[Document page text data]
--- START ---

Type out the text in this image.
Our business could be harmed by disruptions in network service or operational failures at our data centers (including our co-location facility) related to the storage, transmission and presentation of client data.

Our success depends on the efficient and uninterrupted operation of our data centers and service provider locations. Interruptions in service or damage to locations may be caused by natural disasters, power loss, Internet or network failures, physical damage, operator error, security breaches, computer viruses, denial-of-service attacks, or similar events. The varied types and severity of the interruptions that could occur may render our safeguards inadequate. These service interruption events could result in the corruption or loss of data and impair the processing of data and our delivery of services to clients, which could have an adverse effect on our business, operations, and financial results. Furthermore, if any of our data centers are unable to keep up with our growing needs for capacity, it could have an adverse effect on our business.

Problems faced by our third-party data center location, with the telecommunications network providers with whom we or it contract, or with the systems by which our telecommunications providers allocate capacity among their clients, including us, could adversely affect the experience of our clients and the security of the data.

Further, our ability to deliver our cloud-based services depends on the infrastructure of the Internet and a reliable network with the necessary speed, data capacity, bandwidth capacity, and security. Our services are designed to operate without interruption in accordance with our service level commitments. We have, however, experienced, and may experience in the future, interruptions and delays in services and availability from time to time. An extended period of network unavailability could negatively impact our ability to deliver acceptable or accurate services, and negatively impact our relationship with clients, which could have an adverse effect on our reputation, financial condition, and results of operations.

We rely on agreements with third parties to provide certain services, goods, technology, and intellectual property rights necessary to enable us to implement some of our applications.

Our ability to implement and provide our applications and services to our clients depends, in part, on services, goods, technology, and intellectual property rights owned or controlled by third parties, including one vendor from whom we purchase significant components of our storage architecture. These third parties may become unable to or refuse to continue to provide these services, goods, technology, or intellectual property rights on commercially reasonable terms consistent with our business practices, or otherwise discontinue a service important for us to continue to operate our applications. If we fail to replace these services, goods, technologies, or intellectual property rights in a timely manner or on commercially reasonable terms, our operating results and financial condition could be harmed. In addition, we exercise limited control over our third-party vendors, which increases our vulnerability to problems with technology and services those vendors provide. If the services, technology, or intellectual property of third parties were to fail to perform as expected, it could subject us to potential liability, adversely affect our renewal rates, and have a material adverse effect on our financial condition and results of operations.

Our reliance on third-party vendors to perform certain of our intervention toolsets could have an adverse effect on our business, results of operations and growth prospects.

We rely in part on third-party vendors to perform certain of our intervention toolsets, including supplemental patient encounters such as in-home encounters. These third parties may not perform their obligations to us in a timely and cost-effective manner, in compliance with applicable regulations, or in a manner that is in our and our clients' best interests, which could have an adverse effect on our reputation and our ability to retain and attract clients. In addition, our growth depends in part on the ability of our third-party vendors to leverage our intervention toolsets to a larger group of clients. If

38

--- END ---

__Work item__
Your output should match the records above word for word.

__Result__
Type out the text in this image.
Our business could be harmed by disruptions in network service or operational failures at our data centers (including our co-location facility) related to the storage, transmission and presentation of client data.

Our success depends on the efficient and uninterrupted operation of our data centers and service provider locations. Interruptions in service or damage to locations may be caused by natural disasters, power loss, Internet or network failures, physical damage, operator error, security breaches, computer viruses, denial-of-service attacks, or similar events. The varied types and severity of the interruptions that could occur may render our safeguards inadequate. These service interruption events could result in the corruption or loss of data and impair the processing of data and our delivery of services to clients, which could have an adverse effect on our business, operations, and financial results. Furthermore, if any of our data centers are unable to keep up with our growing needs for capacity, it could have an adverse effect on our business.

Problems faced by our third-party data center location, with the telecommunications network providers with whom we or it contract, or with the systems by which our telecommunications providers allocate capacity among their clients, including us, could adversely affect the experience of our clients and the security of the data.

Further, our ability to deliver our cloud-based services depends on the infrastructure of the Internet and a reliable network with the necessary speed, data capacity, bandwidth capacity, and security. Our services are designed to operate without interruption in accordance with our service level commitments. We have, however, experienced, and may experience in the future, interruptions and delays in services and availability from time to time. An extended period of network unavailability could negatively impact our ability to deliver acceptable or accurate services, and negatively impact our relationship with clients, which could have an adverse effect on our reputation, financial condition, and results of operations.

We rely on agreements with third parties to provide certain services, goods, technology, and intellectual property rights necessary to enable us to implement some of our applications.

Our ability to implement and provide our applications and services to our clients depends, in part, on services, goods, technology, and intellectual property rights owned or controlled by third parties, including one vendor from whom we purchase significant components of our storage architecture. These third parties may become unable to or refuse to continue to provide these services, goods, technology, or intellectual property rights on commercially reasonable terms consistent with our business practices, or otherwise discontinue a service important for us to continue to operate our applications. If we fail to replace these services, goods, technologies, or intellectual property rights in a timely manner or on commercially reasonable terms, our operating results and financial condition could be harmed. In addition, we exercise limited control over our third-party vendors, which increases our vulnerability to problems with technology and services those vendors provide. If the services, technology, or intellectual property of third parties were to fail to perform as expected, it could subject us to potential liability, adversely affect our renewal rates, and have a material adverse effect on our financial condition and results of operations.

Our reliance on third-party vendors to perform certain of our intervention toolsets could have an adverse effect on our business, results of operations and growth prospects.

We rely in part on third-party vendors to perform certain of our intervention toolsets, including supplemental patient encounters such as in-home encounters. These third parties may not perform their obligations to us in a timely and cost-effective manner, in compliance with applicable regulations, or in a manner that is in our and our clients' best interests, which could have an adverse effect on our reputation and our ability to retain and attract clients. In addition, our growth depends in part on the ability of our third-party vendors to leverage our intervention toolsets to a larger group of clients. If

38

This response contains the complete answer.